Output the records exactly as they appear, with no pictures included.
▬▬▬▬▬▬▬▬▬▬
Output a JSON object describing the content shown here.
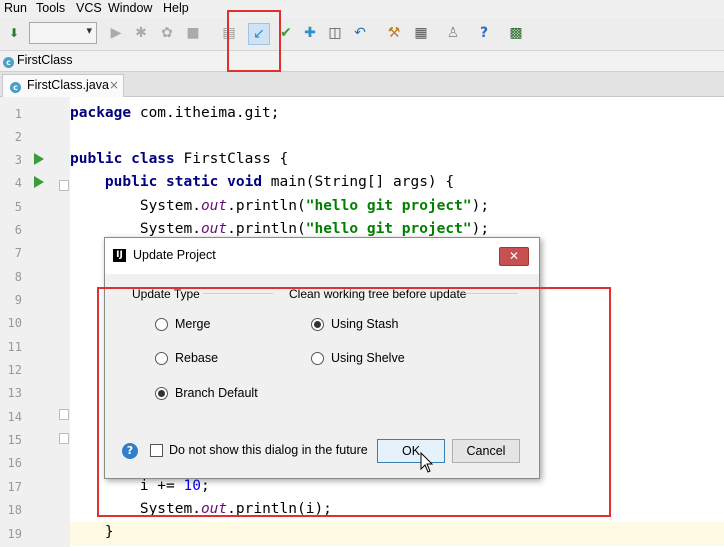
{
  "menu": [
    "Run",
    "Tools",
    "VCS",
    "Window",
    "Help"
  ],
  "breadcrumb": {
    "label": "FirstClass",
    "icon": "class-c-icon"
  },
  "tab": {
    "label": "FirstClass.java",
    "close": "×"
  },
  "editor": {
    "line_numbers": [
      "1",
      "2",
      "3",
      "4",
      "5",
      "6",
      "7",
      "8",
      "9",
      "10",
      "11",
      "12",
      "13",
      "14",
      "15",
      "16",
      "17",
      "18",
      "19"
    ],
    "code": {
      "l1_kw": "package",
      "l1_rest": " com.itheima.git;",
      "l3_kw": "public class",
      "l3_rest": " FirstClass {",
      "l4_kw": "    public static void",
      "l4_rest": " main(String[] args) {",
      "l5_a": "        System.",
      "l5_it": "out",
      "l5_b": ".println(",
      "l5_str": "\"hello git project\"",
      "l5_c": ");",
      "l6_a": "        System.",
      "l6_it": "out",
      "l6_b": ".println(",
      "l6_str": "\"hello git project\"",
      "l6_c": ");",
      "l17_a": "        i += ",
      "l17_num": "10",
      "l17_b": ";",
      "l18_a": "        System.",
      "l18_it": "out",
      "l18_b": ".println(i);",
      "l19": "    }"
    }
  },
  "dialog": {
    "title": "Update Project",
    "close": "✕",
    "update_type_label": "Update Type",
    "clean_tree_label": "Clean working tree before update",
    "options_left": [
      {
        "label": "Merge",
        "checked": false
      },
      {
        "label": "Rebase",
        "checked": false
      },
      {
        "label": "Branch Default",
        "checked": true
      }
    ],
    "options_right": [
      {
        "label": "Using Stash",
        "checked": true
      },
      {
        "label": "Using Shelve",
        "checked": false
      }
    ],
    "checkbox_label": "Do not show this dialog in the future",
    "ok_label": "OK",
    "cancel_label": "Cancel",
    "help": "?"
  },
  "colors": {
    "highlight_box": "#e03030",
    "keyword": "#000080",
    "string": "#008000",
    "field": "#660e7a"
  }
}
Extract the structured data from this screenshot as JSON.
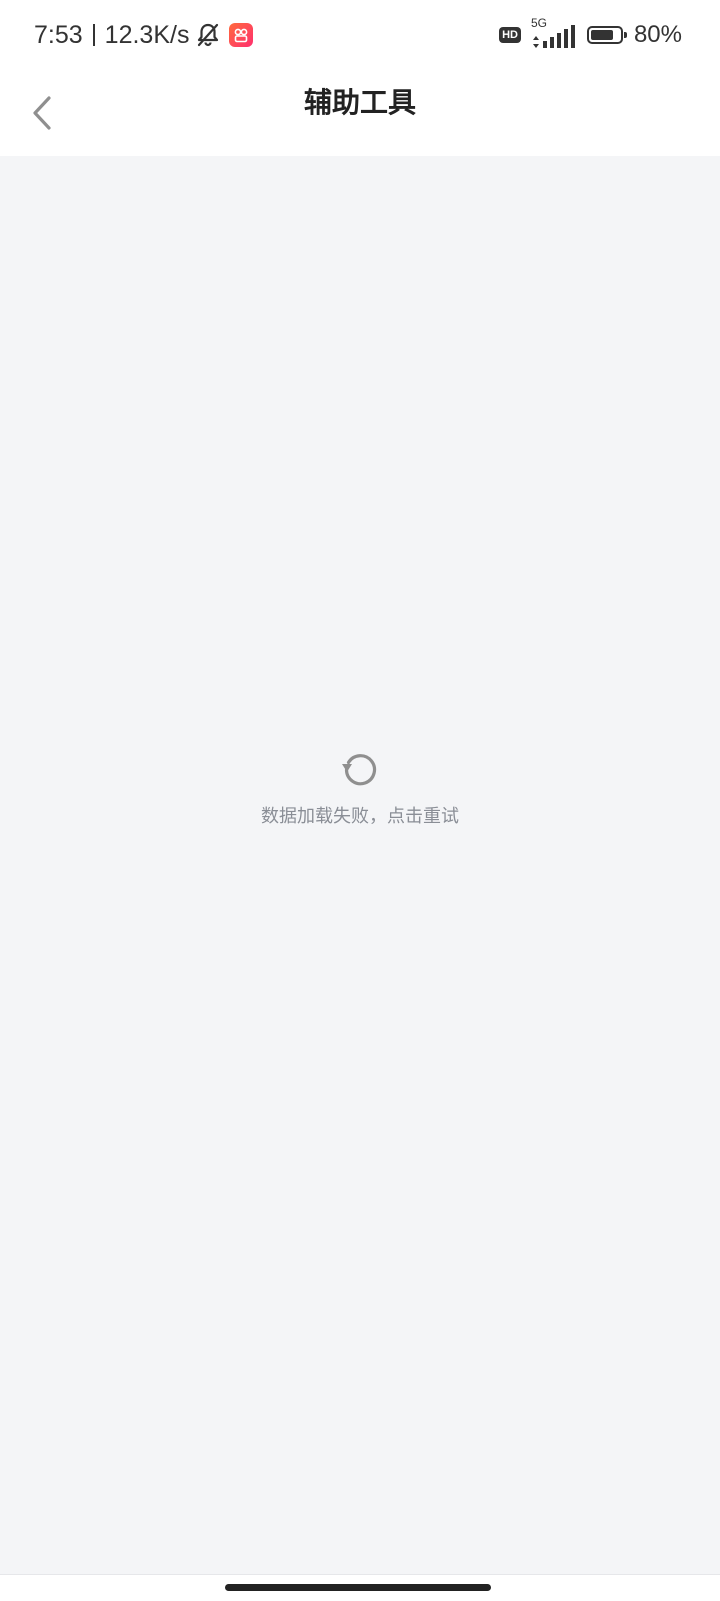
{
  "status_bar": {
    "time": "7:53",
    "net_speed": "12.3K/s",
    "network_badge": "HD",
    "network_type": "5G",
    "battery_percent": "80%",
    "battery_level": 0.8,
    "icons": [
      "bell-muted-icon",
      "app-notification-icon",
      "hd-icon",
      "signal-icon",
      "battery-icon"
    ]
  },
  "header": {
    "title": "辅助工具",
    "back_icon": "chevron-left-icon"
  },
  "content": {
    "retry_icon": "refresh-icon",
    "error_text": "数据加载失败，点击重试"
  },
  "colors": {
    "background": "#f4f5f7",
    "header_bg": "#ffffff",
    "error_text": "#8a8e96",
    "icon_gray": "#8f8f8f"
  }
}
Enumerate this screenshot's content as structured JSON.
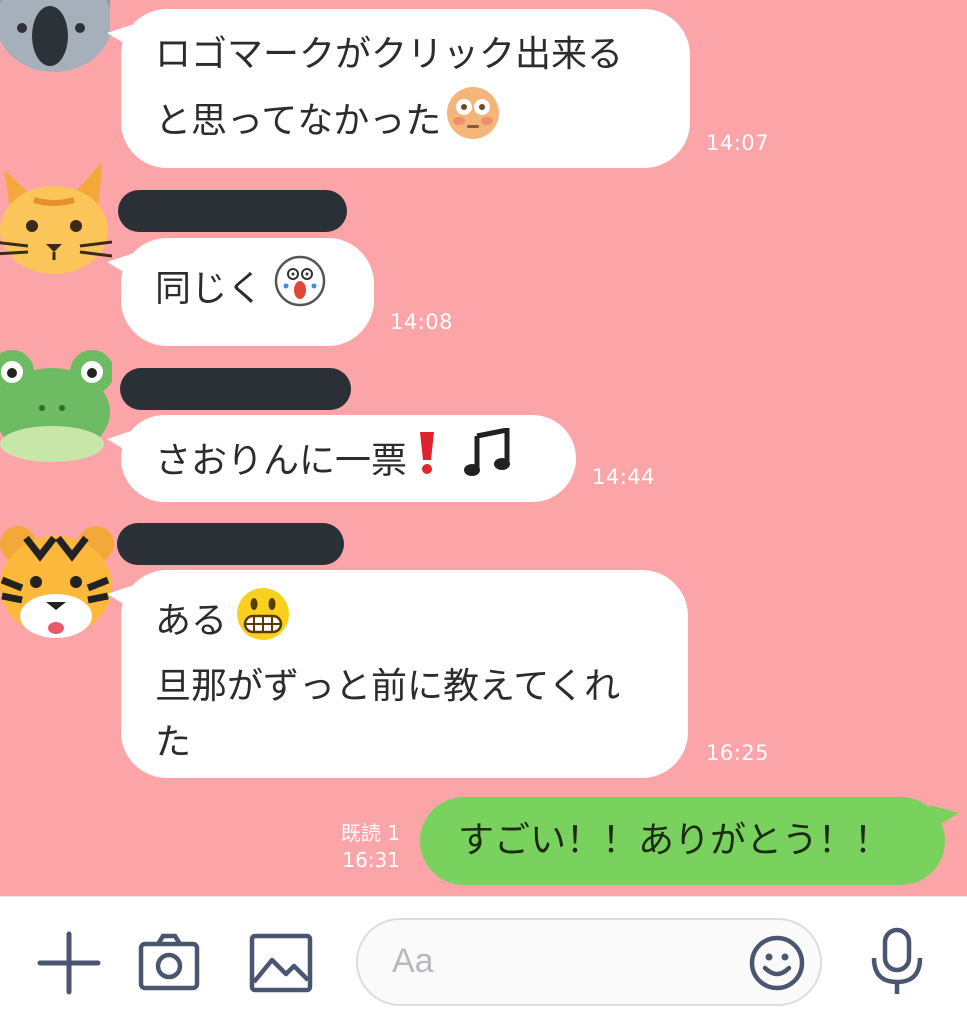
▬▬▬▬▬▬▬▬▬▬
Task output:
Output a JSON object describing the content shown here.
{
  "menu": [
    "Run",
    "Tools",
    "VCS",
    "Window",
    "Help"
  ],
  "breadcrumb": {
    "label": "FirstClass",
    "icon": "class-c-icon"
  },
  "tab": {
    "label": "FirstClass.java",
    "close": "×"
  },
  "editor": {
    "line_numbers": [
      "1",
      "2",
      "3",
      "4",
      "5",
      "6",
      "7",
      "8",
      "9",
      "10",
      "11",
      "12",
      "13",
      "14",
      "15",
      "16",
      "17",
      "18",
      "19"
    ],
    "code": {
      "l1_kw": "package",
      "l1_rest": " com.itheima.git;",
      "l3_kw": "public class",
      "l3_rest": " FirstClass {",
      "l4_kw": "    public static void",
      "l4_rest": " main(String[] args) {",
      "l5_a": "        System.",
      "l5_it": "out",
      "l5_b": ".println(",
      "l5_str": "\"hello git project\"",
      "l5_c": ");",
      "l6_a": "        System.",
      "l6_it": "out",
      "l6_b": ".println(",
      "l6_str": "\"hello git project\"",
      "l6_c": ");",
      "l17_a": "        i += ",
      "l17_num": "10",
      "l17_b": ";",
      "l18_a": "        System.",
      "l18_it": "out",
      "l18_b": ".println(i);",
      "l19": "    }"
    }
  },
  "dialog": {
    "title": "Update Project",
    "close": "✕",
    "update_type_label": "Update Type",
    "clean_tree_label": "Clean working tree before update",
    "options_left": [
      {
        "label": "Merge",
        "checked": false
      },
      {
        "label": "Rebase",
        "checked": false
      },
      {
        "label": "Branch Default",
        "checked": true
      }
    ],
    "options_right": [
      {
        "label": "Using Stash",
        "checked": true
      },
      {
        "label": "Using Shelve",
        "checked": false
      }
    ],
    "checkbox_label": "Do not show this dialog in the future",
    "ok_label": "OK",
    "cancel_label": "Cancel",
    "help": "?"
  },
  "colors": {
    "highlight_box": "#e03030",
    "keyword": "#000080",
    "string": "#008000",
    "field": "#660e7a"
  }
}
Extract the structured data from this screenshot as JSON.
{
  "status_bar": {
    "time": "7:53",
    "net_speed": "12.3K/s",
    "network_badge": "HD",
    "network_type": "5G",
    "battery_percent": "80%",
    "battery_level": 0.8,
    "icons": [
      "bell-muted-icon",
      "app-notification-icon",
      "hd-icon",
      "signal-icon",
      "battery-icon"
    ]
  },
  "header": {
    "title": "辅助工具",
    "back_icon": "chevron-left-icon"
  },
  "content": {
    "retry_icon": "refresh-icon",
    "error_text": "数据加载失败，点击重试"
  },
  "colors": {
    "background": "#f4f5f7",
    "header_bg": "#ffffff",
    "error_text": "#8a8e96",
    "icon_gray": "#8f8f8f"
  }
}
Enumerate this screenshot's content as structured JSON.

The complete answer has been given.